(Collected data entries)
###

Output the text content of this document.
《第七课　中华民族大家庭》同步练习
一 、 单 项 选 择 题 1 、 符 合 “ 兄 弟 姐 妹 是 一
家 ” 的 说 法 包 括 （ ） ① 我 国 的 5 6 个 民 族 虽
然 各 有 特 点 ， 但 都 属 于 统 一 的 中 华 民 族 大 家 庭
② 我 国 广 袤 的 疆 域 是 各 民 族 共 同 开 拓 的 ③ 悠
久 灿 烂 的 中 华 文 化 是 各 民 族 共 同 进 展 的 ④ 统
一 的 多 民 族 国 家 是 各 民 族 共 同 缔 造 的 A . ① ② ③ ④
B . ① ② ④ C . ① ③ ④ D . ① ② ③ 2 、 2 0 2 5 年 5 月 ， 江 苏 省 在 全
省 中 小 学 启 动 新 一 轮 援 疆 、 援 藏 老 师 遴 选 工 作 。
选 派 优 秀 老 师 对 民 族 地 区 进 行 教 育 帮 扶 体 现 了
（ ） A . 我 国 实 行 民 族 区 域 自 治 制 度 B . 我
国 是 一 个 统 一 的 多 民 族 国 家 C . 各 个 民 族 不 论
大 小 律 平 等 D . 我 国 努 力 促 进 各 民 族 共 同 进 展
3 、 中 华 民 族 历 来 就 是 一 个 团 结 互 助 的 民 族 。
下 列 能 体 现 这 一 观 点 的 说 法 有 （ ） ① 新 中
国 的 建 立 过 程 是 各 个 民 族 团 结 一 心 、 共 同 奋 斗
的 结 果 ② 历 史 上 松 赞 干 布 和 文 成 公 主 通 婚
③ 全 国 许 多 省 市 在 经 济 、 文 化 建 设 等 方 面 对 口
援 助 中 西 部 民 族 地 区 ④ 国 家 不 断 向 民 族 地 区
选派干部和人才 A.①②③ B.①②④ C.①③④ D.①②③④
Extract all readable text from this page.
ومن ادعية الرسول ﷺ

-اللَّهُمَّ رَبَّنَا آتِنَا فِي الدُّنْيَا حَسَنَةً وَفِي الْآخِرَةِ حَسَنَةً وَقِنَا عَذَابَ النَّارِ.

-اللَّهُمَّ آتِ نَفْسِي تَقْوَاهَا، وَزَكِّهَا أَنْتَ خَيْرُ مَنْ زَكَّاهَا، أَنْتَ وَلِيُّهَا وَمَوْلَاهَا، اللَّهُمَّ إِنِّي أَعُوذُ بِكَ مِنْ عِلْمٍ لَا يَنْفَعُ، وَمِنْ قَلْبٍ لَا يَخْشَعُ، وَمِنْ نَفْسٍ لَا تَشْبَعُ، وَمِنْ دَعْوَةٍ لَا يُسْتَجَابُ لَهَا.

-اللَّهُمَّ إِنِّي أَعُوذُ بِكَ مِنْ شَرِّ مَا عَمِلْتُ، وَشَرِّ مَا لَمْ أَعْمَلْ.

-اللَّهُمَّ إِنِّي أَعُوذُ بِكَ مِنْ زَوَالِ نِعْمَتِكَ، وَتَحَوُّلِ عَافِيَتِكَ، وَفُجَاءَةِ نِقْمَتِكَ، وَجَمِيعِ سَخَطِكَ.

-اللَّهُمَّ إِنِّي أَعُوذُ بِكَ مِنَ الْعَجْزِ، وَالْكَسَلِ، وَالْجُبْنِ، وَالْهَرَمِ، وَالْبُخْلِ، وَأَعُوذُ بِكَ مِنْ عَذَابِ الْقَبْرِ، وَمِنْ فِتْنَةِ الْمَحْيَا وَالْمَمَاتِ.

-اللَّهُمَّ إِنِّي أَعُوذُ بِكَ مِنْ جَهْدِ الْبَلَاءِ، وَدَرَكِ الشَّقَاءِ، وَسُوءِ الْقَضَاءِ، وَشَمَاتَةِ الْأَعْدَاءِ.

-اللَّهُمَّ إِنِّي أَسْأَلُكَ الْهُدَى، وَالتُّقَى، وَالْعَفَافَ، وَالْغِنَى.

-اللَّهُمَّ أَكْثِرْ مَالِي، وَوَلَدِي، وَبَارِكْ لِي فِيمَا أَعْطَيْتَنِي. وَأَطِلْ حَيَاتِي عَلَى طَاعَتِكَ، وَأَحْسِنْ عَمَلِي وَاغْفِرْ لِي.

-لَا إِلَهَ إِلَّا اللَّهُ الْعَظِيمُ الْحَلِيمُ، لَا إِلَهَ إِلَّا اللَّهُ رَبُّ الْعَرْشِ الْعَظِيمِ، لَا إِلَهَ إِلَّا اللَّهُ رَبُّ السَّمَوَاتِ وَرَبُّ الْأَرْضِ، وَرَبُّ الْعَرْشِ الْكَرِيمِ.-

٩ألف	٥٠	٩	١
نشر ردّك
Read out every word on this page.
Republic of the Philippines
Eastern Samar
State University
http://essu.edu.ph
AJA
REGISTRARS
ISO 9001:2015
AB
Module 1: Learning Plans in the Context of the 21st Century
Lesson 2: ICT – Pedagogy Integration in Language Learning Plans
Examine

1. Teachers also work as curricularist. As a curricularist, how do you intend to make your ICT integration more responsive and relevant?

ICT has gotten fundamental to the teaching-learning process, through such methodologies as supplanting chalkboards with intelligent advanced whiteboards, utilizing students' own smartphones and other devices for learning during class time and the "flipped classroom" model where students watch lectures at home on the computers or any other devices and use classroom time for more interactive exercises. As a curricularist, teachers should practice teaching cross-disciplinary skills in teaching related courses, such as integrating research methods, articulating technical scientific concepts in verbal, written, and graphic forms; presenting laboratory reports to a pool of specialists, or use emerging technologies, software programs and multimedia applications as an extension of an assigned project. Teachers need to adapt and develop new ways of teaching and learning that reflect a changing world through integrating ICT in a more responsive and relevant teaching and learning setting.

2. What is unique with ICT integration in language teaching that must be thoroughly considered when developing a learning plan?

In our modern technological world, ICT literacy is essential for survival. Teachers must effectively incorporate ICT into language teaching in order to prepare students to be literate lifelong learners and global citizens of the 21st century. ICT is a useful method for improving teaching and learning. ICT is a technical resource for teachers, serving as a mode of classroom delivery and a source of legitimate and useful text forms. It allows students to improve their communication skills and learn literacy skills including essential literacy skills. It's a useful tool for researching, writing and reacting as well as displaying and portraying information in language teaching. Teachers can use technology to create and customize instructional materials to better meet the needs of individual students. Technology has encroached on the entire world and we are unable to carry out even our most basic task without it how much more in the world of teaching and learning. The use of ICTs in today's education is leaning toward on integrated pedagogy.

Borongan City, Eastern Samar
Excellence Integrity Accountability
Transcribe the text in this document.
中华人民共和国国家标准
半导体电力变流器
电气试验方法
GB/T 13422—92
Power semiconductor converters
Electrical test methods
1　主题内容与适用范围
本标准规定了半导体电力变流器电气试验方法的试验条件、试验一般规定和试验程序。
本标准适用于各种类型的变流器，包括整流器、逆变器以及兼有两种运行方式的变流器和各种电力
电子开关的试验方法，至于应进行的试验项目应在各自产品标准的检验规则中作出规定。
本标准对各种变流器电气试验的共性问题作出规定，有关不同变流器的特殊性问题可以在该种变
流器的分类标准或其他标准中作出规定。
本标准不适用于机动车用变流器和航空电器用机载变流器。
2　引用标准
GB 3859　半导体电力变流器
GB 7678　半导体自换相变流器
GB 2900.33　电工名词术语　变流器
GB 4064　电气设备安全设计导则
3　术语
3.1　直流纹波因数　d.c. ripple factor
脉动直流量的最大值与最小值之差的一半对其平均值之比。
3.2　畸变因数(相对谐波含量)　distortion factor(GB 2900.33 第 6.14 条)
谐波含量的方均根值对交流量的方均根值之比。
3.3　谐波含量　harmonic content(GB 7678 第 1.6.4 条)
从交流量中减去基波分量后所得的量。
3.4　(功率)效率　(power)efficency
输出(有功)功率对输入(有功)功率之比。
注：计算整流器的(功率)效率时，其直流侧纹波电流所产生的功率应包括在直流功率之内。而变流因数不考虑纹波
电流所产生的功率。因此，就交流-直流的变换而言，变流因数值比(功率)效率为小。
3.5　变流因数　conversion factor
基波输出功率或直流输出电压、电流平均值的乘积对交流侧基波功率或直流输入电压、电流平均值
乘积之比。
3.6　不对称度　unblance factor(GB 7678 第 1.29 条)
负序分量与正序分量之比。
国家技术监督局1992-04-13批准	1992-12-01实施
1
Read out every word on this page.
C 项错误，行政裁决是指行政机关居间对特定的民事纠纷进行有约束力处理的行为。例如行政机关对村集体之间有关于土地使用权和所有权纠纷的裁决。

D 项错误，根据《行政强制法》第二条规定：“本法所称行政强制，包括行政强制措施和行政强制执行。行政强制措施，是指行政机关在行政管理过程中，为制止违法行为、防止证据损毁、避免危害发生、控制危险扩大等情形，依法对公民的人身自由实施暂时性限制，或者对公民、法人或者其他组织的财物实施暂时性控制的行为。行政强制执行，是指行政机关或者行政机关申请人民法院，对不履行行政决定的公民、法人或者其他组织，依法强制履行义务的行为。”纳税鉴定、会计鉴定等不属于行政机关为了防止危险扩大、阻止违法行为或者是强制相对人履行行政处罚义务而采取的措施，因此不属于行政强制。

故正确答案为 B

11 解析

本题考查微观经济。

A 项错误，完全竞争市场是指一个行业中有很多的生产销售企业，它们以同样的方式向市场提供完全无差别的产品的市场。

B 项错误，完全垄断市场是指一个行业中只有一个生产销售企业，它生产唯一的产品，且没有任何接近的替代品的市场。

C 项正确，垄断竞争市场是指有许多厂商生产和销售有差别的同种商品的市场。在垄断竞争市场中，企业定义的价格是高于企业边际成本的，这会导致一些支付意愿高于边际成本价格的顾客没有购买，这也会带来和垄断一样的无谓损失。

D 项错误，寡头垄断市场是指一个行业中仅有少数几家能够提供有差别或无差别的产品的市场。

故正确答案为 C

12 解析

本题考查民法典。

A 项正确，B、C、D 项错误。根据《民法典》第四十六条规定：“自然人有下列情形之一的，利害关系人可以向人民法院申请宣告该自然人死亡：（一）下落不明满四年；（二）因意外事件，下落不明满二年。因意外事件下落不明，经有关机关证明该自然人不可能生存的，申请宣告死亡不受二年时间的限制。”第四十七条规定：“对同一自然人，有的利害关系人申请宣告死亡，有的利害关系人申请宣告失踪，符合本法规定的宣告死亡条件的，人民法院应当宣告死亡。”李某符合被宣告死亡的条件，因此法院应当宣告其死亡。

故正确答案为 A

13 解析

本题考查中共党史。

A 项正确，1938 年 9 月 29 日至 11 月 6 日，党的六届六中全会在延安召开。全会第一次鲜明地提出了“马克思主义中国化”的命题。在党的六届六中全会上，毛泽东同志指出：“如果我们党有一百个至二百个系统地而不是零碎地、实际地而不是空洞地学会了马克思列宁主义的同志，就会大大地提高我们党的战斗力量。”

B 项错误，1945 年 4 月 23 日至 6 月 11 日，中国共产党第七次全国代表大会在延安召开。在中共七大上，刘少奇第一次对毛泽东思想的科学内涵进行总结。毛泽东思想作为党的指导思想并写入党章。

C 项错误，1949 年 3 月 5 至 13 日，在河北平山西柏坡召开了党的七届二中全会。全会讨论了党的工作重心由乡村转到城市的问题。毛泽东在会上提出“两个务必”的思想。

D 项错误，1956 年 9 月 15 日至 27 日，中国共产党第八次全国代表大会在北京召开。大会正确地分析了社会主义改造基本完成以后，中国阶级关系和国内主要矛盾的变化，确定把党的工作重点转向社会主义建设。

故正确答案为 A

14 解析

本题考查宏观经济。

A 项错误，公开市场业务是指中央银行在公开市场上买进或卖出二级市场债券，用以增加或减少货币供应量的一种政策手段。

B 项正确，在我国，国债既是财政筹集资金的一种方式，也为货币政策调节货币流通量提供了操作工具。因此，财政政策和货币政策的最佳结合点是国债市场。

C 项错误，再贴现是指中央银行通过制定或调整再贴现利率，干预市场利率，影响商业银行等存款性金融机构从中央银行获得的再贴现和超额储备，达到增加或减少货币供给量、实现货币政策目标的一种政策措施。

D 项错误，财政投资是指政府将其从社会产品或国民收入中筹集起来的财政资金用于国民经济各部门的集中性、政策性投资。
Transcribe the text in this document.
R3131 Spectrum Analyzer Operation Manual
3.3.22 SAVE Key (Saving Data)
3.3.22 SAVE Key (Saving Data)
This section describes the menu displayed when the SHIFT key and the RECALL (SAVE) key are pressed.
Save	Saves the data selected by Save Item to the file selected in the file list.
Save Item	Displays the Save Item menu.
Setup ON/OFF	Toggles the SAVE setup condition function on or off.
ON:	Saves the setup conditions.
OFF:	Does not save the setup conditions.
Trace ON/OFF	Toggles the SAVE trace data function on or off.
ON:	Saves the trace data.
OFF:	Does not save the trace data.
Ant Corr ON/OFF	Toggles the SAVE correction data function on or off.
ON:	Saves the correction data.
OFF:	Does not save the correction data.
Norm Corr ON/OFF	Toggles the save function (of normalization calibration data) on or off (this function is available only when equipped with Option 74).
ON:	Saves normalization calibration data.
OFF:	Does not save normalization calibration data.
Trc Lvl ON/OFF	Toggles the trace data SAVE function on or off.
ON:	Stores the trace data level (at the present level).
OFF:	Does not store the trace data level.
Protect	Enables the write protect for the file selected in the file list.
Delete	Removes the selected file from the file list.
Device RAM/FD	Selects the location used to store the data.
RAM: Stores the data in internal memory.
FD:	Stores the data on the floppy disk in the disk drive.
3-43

###

How many lines of the listing above include the word "content"? Reply with the number alone.

2